Return each line of the records below that contains the word "Infectious".

THE RECORDS: Begin

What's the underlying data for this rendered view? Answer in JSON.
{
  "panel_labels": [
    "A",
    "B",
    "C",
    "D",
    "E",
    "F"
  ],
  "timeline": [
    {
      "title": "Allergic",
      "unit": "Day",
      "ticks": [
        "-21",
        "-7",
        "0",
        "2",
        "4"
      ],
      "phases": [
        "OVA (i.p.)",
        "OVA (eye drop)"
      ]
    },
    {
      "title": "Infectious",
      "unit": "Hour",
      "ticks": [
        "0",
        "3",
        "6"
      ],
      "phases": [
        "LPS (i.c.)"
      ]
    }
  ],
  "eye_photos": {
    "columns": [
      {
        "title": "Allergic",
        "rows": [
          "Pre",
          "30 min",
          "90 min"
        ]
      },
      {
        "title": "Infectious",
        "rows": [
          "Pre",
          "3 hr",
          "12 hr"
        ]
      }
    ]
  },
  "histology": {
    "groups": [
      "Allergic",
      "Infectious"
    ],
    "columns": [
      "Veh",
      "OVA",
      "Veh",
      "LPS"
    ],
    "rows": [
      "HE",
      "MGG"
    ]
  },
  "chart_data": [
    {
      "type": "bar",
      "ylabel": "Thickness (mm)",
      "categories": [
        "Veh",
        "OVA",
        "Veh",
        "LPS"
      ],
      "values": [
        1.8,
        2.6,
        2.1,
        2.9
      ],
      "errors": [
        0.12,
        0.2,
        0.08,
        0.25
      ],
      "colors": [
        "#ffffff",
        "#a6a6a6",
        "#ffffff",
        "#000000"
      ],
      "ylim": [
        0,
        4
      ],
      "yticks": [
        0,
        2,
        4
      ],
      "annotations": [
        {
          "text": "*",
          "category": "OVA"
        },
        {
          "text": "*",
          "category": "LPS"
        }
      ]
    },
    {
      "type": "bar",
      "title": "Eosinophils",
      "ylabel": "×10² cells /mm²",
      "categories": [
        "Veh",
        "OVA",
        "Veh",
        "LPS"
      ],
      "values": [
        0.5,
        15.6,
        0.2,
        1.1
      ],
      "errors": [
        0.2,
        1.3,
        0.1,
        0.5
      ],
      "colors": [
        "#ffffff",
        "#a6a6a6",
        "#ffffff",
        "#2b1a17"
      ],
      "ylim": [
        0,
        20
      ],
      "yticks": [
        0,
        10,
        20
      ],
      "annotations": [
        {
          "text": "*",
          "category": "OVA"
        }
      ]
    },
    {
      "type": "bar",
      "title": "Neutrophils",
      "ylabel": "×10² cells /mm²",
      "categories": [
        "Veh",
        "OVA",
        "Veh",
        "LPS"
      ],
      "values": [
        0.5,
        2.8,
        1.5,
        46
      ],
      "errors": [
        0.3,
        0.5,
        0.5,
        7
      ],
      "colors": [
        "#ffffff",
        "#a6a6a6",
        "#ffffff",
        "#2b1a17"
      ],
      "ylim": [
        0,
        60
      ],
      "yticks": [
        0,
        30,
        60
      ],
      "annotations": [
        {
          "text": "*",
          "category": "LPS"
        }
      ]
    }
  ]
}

THE RECORDS: End

WRITTEN RESPONSE
      "title": "Infectious",
        "title": "Infectious",
      "Infectious"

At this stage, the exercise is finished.